[Problem requirements]: Exclude all pictures, then copy each of the records exactly as written.

Start of Data supplied

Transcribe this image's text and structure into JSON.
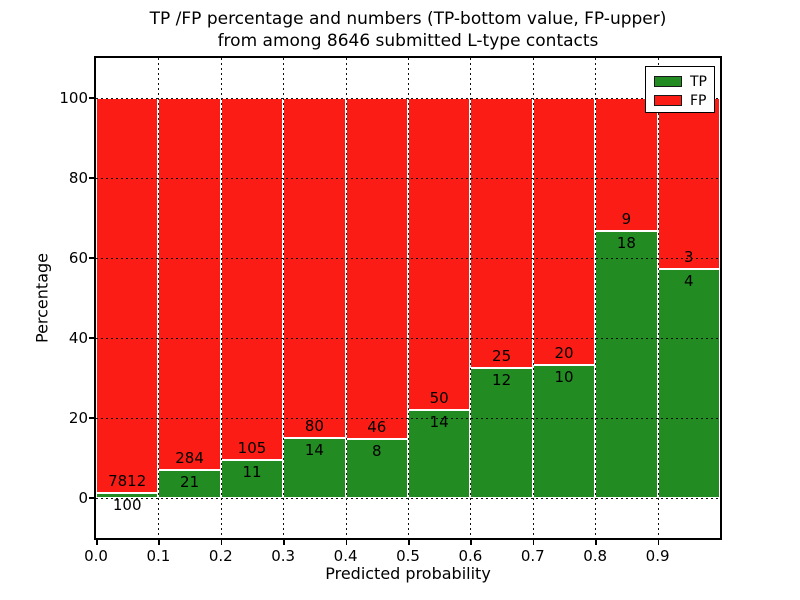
{
  "title": {
    "line1": "TP /FP percentage and numbers (TP-bottom value, FP-upper)",
    "line2": "from among 8646 submitted L-type contacts"
  },
  "chart_data": {
    "type": "bar",
    "stacked": true,
    "title": "TP /FP percentage and numbers (TP-bottom value, FP-upper) from among 8646 submitted L-type contacts",
    "xlabel": "Predicted probability",
    "ylabel": "Percentage",
    "total_contacts": 8646,
    "bin_edges": [
      0.0,
      0.1,
      0.2,
      0.3,
      0.4,
      0.5,
      0.6,
      0.7,
      0.8,
      0.9,
      1.0
    ],
    "xtick_labels": [
      "0.0",
      "0.1",
      "0.2",
      "0.3",
      "0.4",
      "0.5",
      "0.6",
      "0.7",
      "0.8",
      "0.9"
    ],
    "ytick_values": [
      0,
      20,
      40,
      60,
      80,
      100
    ],
    "xlim": [
      0.0,
      1.0
    ],
    "ylim": [
      -10,
      110
    ],
    "grid_style": "dotted",
    "bar_edge_color": "#ffffff",
    "series": [
      {
        "name": "TP",
        "color": "#228b22",
        "counts": [
          100,
          21,
          11,
          14,
          8,
          14,
          12,
          10,
          18,
          4
        ],
        "percent": [
          1.26,
          6.89,
          9.48,
          14.89,
          14.81,
          21.88,
          32.43,
          33.33,
          66.67,
          57.14
        ]
      },
      {
        "name": "FP",
        "color": "#fb1d15",
        "counts": [
          7812,
          284,
          105,
          80,
          46,
          50,
          25,
          20,
          9,
          3
        ],
        "percent": [
          98.74,
          93.11,
          90.52,
          85.11,
          85.19,
          78.13,
          67.57,
          66.67,
          33.33,
          42.86
        ]
      }
    ],
    "legend": {
      "position": "upper-right",
      "entries": [
        "TP",
        "FP"
      ]
    }
  }
}
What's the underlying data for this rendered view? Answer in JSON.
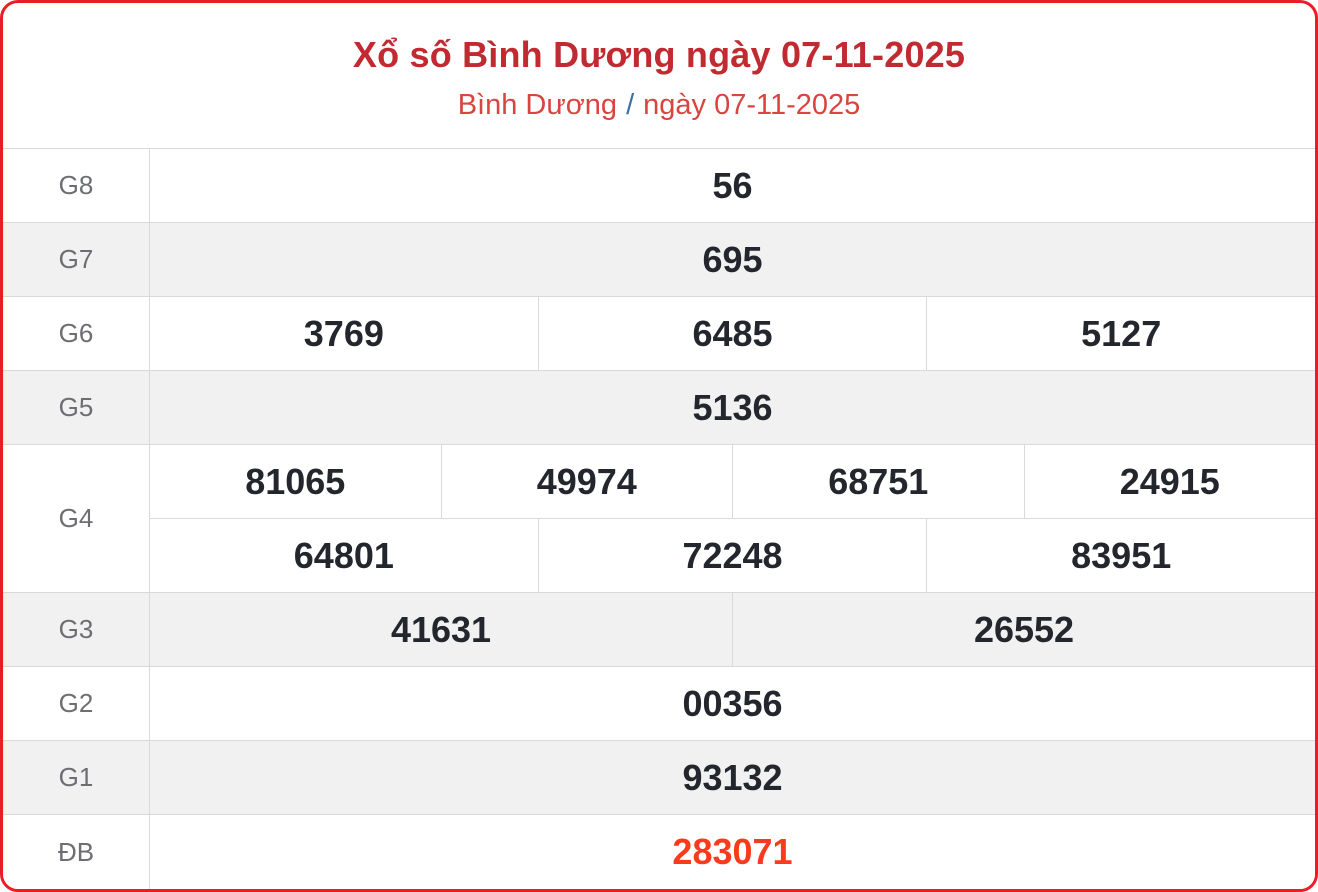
{
  "header": {
    "title": "Xổ số Bình Dương ngày 07-11-2025",
    "subtitle_region": "Bình Dương",
    "subtitle_separator": "/",
    "subtitle_date": "ngày 07-11-2025"
  },
  "colors": {
    "border_red": "#ec1c24",
    "title_red": "#c02a30",
    "subtitle_red": "#d8453f",
    "slash_blue": "#3a6fa8",
    "special_red": "#fa3a1d",
    "number_dark": "#23272d",
    "label_gray": "#6c6e72",
    "row_alt_bg": "#f1f1f1",
    "cell_border": "#d9d9d9"
  },
  "table": {
    "rows": [
      {
        "label": "G8",
        "cells": [
          "56"
        ]
      },
      {
        "label": "G7",
        "cells": [
          "695"
        ]
      },
      {
        "label": "G6",
        "cells": [
          "3769",
          "6485",
          "5127"
        ]
      },
      {
        "label": "G5",
        "cells": [
          "5136"
        ]
      },
      {
        "label": "G4",
        "cells_row1": [
          "81065",
          "49974",
          "68751",
          "24915"
        ],
        "cells_row2": [
          "64801",
          "72248",
          "83951"
        ]
      },
      {
        "label": "G3",
        "cells": [
          "41631",
          "26552"
        ]
      },
      {
        "label": "G2",
        "cells": [
          "00356"
        ]
      },
      {
        "label": "G1",
        "cells": [
          "93132"
        ]
      },
      {
        "label": "ĐB",
        "cells": [
          "283071"
        ]
      }
    ]
  }
}
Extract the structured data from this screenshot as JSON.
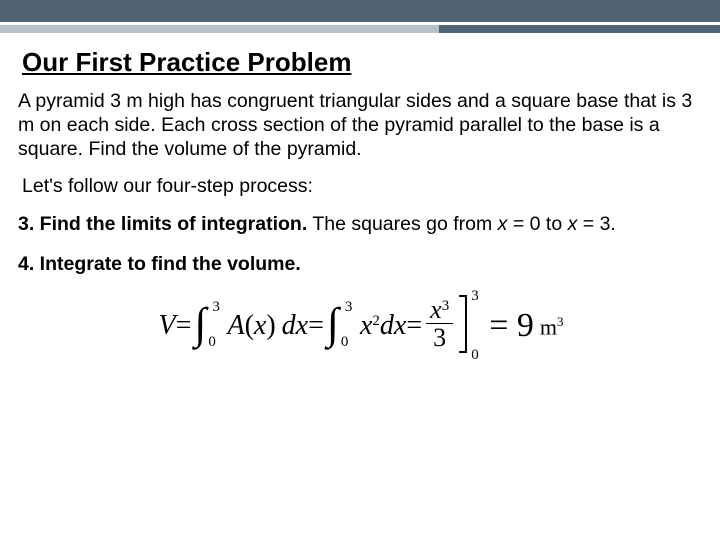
{
  "header": {
    "bar_dark_color": "#4f6373",
    "bar_light_color": "#b7c0c7",
    "split_percent": 61
  },
  "title": "Our First Practice Problem",
  "problem_text": "A pyramid 3 m high has congruent triangular sides and a square base that is 3 m on each side.  Each cross section of the pyramid parallel to the base is a square.  Find the volume of the pyramid.",
  "process_intro": "Let's follow our four-step process:",
  "step3": {
    "label": "3. Find the limits of integration.",
    "text_before_x1": "  The squares go from ",
    "x_var": "x",
    "eq0": " = 0 to ",
    "eq3": " = 3."
  },
  "step4": {
    "label": "4. Integrate to find the volume."
  },
  "equation": {
    "V": "V",
    "eq": " = ",
    "int_lower": "0",
    "int_upper": "3",
    "A": "A",
    "open": "(",
    "x": "x",
    "close": ")",
    "dx": "dx",
    "x2": "x",
    "sq": "2",
    "frac_num_x": "x",
    "frac_num_pow": "3",
    "frac_den": "3",
    "eval_upper": "3",
    "eval_lower": "0",
    "result": "= 9",
    "unit_m": "m",
    "unit_pow": "3"
  }
}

End of Data supplied

[Task answer]:
Transcribe this image's text and structure into JSON.
{
  "title": {
    "line1": "TP /FP percentage and numbers (TP-bottom value, FP-upper)",
    "line2": "from among 8646 submitted L-type contacts"
  },
  "chart_data": {
    "type": "bar",
    "stacked": true,
    "title": "TP /FP percentage and numbers (TP-bottom value, FP-upper) from among 8646 submitted L-type contacts",
    "xlabel": "Predicted probability",
    "ylabel": "Percentage",
    "total_contacts": 8646,
    "bin_edges": [
      0.0,
      0.1,
      0.2,
      0.3,
      0.4,
      0.5,
      0.6,
      0.7,
      0.8,
      0.9,
      1.0
    ],
    "xtick_labels": [
      "0.0",
      "0.1",
      "0.2",
      "0.3",
      "0.4",
      "0.5",
      "0.6",
      "0.7",
      "0.8",
      "0.9"
    ],
    "ytick_values": [
      0,
      20,
      40,
      60,
      80,
      100
    ],
    "xlim": [
      0.0,
      1.0
    ],
    "ylim": [
      -10,
      110
    ],
    "grid_style": "dotted",
    "bar_edge_color": "#ffffff",
    "series": [
      {
        "name": "TP",
        "color": "#228b22",
        "counts": [
          100,
          21,
          11,
          14,
          8,
          14,
          12,
          10,
          18,
          4
        ],
        "percent": [
          1.26,
          6.89,
          9.48,
          14.89,
          14.81,
          21.88,
          32.43,
          33.33,
          66.67,
          57.14
        ]
      },
      {
        "name": "FP",
        "color": "#fb1d15",
        "counts": [
          7812,
          284,
          105,
          80,
          46,
          50,
          25,
          20,
          9,
          3
        ],
        "percent": [
          98.74,
          93.11,
          90.52,
          85.11,
          85.19,
          78.13,
          67.57,
          66.67,
          33.33,
          42.86
        ]
      }
    ],
    "legend": {
      "position": "upper-right",
      "entries": [
        "TP",
        "FP"
      ]
    }
  }
}
What's the underlying data for this rendered view? Answer in JSON.
{
  "header": {
    "title": "Xổ số Bình Dương ngày 07-11-2025",
    "subtitle_region": "Bình Dương",
    "subtitle_separator": "/",
    "subtitle_date": "ngày 07-11-2025"
  },
  "colors": {
    "border_red": "#ec1c24",
    "title_red": "#c02a30",
    "subtitle_red": "#d8453f",
    "slash_blue": "#3a6fa8",
    "special_red": "#fa3a1d",
    "number_dark": "#23272d",
    "label_gray": "#6c6e72",
    "row_alt_bg": "#f1f1f1",
    "cell_border": "#d9d9d9"
  },
  "table": {
    "rows": [
      {
        "label": "G8",
        "cells": [
          "56"
        ]
      },
      {
        "label": "G7",
        "cells": [
          "695"
        ]
      },
      {
        "label": "G6",
        "cells": [
          "3769",
          "6485",
          "5127"
        ]
      },
      {
        "label": "G5",
        "cells": [
          "5136"
        ]
      },
      {
        "label": "G4",
        "cells_row1": [
          "81065",
          "49974",
          "68751",
          "24915"
        ],
        "cells_row2": [
          "64801",
          "72248",
          "83951"
        ]
      },
      {
        "label": "G3",
        "cells": [
          "41631",
          "26552"
        ]
      },
      {
        "label": "G2",
        "cells": [
          "00356"
        ]
      },
      {
        "label": "G1",
        "cells": [
          "93132"
        ]
      },
      {
        "label": "ĐB",
        "cells": [
          "283071"
        ]
      }
    ]
  }
}
Extract the structured data from this screenshot as JSON.
{
  "header": {
    "bar_dark_color": "#4f6373",
    "bar_light_color": "#b7c0c7",
    "split_percent": 61
  },
  "title": "Our First Practice Problem",
  "problem_text": "A pyramid 3 m high has congruent triangular sides and a square base that is 3 m on each side.  Each cross section of the pyramid parallel to the base is a square.  Find the volume of the pyramid.",
  "process_intro": "Let's follow our four-step process:",
  "step3": {
    "label": "3. Find the limits of integration.",
    "text_before_x1": "  The squares go from ",
    "x_var": "x",
    "eq0": " = 0 to ",
    "eq3": " = 3."
  },
  "step4": {
    "label": "4. Integrate to find the volume."
  },
  "equation": {
    "V": "V",
    "eq": " = ",
    "int_lower": "0",
    "int_upper": "3",
    "A": "A",
    "open": "(",
    "x": "x",
    "close": ")",
    "dx": "dx",
    "x2": "x",
    "sq": "2",
    "frac_num_x": "x",
    "frac_num_pow": "3",
    "frac_den": "3",
    "eval_upper": "3",
    "eval_lower": "0",
    "result": "= 9",
    "unit_m": "m",
    "unit_pow": "3"
  }
}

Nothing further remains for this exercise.